Task directions: Set down the full listing exactly, character for character.

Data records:
+--
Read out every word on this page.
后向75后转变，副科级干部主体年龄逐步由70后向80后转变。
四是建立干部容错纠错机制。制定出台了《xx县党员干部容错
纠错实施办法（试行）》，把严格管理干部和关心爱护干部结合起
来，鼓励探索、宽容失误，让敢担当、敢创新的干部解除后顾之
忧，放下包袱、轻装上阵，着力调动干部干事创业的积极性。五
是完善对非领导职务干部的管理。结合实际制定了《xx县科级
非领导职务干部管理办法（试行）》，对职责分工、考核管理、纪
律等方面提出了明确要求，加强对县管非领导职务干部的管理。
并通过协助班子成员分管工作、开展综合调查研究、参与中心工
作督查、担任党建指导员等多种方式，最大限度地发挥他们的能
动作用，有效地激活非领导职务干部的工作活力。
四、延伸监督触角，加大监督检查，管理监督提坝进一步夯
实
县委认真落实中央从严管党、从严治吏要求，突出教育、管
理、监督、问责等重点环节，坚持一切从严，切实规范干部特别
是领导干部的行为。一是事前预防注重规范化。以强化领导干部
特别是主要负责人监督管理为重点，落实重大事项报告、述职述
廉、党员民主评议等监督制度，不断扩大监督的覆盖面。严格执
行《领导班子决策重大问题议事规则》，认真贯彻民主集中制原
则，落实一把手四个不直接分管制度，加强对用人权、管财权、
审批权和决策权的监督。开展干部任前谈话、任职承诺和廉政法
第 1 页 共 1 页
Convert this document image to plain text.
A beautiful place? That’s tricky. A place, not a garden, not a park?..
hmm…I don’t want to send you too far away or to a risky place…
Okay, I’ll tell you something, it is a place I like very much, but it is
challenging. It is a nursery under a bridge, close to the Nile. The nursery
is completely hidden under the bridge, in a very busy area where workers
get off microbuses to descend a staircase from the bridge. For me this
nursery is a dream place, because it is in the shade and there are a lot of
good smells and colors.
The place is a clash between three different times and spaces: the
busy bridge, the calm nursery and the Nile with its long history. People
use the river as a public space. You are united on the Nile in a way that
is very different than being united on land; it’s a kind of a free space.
+--
Correct answer:
Read out every word on this page.
后向75后转变，副科级干部主体年龄逐步由70后向80后转变。
四是建立干部容错纠错机制。制定出台了《xx县党员干部容错
纠错实施办法（试行）》，把严格管理干部和关心爱护干部结合起
来，鼓励探索、宽容失误，让敢担当、敢创新的干部解除后顾之
忧，放下包袱、轻装上阵，着力调动干部干事创业的积极性。五
是完善对非领导职务干部的管理。结合实际制定了《xx县科级
非领导职务干部管理办法（试行）》，对职责分工、考核管理、纪
律等方面提出了明确要求，加强对县管非领导职务干部的管理。
并通过协助班子成员分管工作、开展综合调查研究、参与中心工
作督查、担任党建指导员等多种方式，最大限度地发挥他们的能
动作用，有效地激活非领导职务干部的工作活力。
四、延伸监督触角，加大监督检查，管理监督提坝进一步夯
实
县委认真落实中央从严管党、从严治吏要求，突出教育、管
理、监督、问责等重点环节，坚持一切从严，切实规范干部特别
是领导干部的行为。一是事前预防注重规范化。以强化领导干部
特别是主要负责人监督管理为重点，落实重大事项报告、述职述
廉、党员民主评议等监督制度，不断扩大监督的覆盖面。严格执
行《领导班子决策重大问题议事规则》，认真贯彻民主集中制原
则，落实一把手四个不直接分管制度，加强对用人权、管财权、
审批权和决策权的监督。开展干部任前谈话、任职承诺和廉政法
第 1 页 共 1 页
Convert this document image to plain text.
A beautiful place? That’s tricky. A place, not a garden, not a park?..
hmm…I don’t want to send you too far away or to a risky place…
Okay, I’ll tell you something, it is a place I like very much, but it is
challenging. It is a nursery under a bridge, close to the Nile. The nursery
is completely hidden under the bridge, in a very busy area where workers
get off microbuses to descend a staircase from the bridge. For me this
nursery is a dream place, because it is in the shade and there are a lot of
good smells and colors.
The place is a clash between three different times and spaces: the
busy bridge, the calm nursery and the Nile with its long history. People
use the river as a public space. You are united on the Nile in a way that
is very different than being united on land; it’s a kind of a free space.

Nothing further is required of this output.